** Data to process **
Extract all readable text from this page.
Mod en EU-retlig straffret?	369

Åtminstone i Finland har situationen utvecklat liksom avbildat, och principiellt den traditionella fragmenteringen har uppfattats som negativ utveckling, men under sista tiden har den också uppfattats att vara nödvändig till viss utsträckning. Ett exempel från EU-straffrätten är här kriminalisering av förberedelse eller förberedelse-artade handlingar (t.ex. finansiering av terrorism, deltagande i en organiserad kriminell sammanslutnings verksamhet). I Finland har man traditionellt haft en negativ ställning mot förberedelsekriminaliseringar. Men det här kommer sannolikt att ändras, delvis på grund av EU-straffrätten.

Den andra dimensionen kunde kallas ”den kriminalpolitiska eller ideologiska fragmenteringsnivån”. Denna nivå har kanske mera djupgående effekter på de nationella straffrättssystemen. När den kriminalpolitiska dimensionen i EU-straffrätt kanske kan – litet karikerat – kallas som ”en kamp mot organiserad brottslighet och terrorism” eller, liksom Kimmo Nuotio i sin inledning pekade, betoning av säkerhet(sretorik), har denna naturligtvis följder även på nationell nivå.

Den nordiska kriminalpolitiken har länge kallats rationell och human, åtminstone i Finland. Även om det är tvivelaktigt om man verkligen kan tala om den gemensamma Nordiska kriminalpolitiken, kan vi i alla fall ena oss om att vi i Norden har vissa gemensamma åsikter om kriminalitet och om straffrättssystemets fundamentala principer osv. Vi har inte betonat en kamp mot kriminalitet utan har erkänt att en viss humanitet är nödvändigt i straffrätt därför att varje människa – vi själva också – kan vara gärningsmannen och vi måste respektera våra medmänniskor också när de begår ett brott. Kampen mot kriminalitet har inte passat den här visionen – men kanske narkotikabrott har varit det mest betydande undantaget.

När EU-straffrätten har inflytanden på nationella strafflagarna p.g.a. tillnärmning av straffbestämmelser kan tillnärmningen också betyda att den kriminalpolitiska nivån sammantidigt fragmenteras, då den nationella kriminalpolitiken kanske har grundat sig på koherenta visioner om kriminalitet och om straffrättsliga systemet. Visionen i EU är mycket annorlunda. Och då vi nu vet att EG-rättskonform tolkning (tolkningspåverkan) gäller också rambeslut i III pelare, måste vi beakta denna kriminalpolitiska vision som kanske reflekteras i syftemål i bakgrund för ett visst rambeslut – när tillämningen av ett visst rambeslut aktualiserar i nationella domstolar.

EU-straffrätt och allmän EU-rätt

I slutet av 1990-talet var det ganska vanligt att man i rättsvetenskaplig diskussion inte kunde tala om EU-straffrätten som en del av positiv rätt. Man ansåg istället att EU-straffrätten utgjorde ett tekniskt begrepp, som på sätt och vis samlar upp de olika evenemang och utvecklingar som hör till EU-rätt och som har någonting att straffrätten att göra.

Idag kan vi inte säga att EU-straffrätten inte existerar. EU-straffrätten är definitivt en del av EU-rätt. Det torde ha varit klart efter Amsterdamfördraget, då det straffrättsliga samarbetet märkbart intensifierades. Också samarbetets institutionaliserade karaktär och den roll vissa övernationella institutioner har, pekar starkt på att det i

** Stated task **
Gather and copy every line of the data in which the string "kanske" is found.

** Final result **
Den andra dimensionen kunde kallas ”den kriminalpolitiska eller ideologiska fragmenteringsnivån”. Denna nivå har kanske mera djupgående effekter på de nationella straffrättssystemen. När den kriminalpolitiska dimensionen i EU-straffrätt kanske kan – litet karikerat – kallas som ”en kamp mot organiserad brottslighet och terrorism” eller, liksom Kimmo Nuotio i sin inledning pekade, betoning av säkerhet(sretorik), har denna naturligtvis följder även på nationell nivå.
Den nordiska kriminalpolitiken har länge kallats rationell och human, åtminstone i Finland. Även om det är tvivelaktigt om man verkligen kan tala om den gemensamma Nordiska kriminalpolitiken, kan vi i alla fall ena oss om att vi i Norden har vissa gemensamma åsikter om kriminalitet och om straffrättssystemets fundamentala principer osv. Vi har inte betonat en kamp mot kriminalitet utan har erkänt att en viss humanitet är nödvändigt i straffrätt därför att varje människa – vi själva också – kan vara gärningsmannen och vi måste respektera våra medmänniskor också när de begår ett brott. Kampen mot kriminalitet har inte passat den här visionen – men kanske narkotikabrott har varit det mest betydande undantaget.
När EU-straffrätten har inflytanden på nationella strafflagarna p.g.a. tillnärmning av straffbestämmelser kan tillnärmningen också betyda att den kriminalpolitiska nivån sammantidigt fragmenteras, då den nationella kriminalpolitiken kanske har grundat sig på koherenta visioner om kriminalitet och om straffrättsliga systemet. Visionen i EU är mycket annorlunda. Och då vi nu vet att EG-rättskonform tolkning (tolkningspåverkan) gäller också rambeslut i III pelare, måste vi beakta denna kriminalpolitiska vision som kanske reflekteras i syftemål i bakgrund för ett visst rambeslut – när tillämningen av ett visst rambeslut aktualiserar i nationella domstolar.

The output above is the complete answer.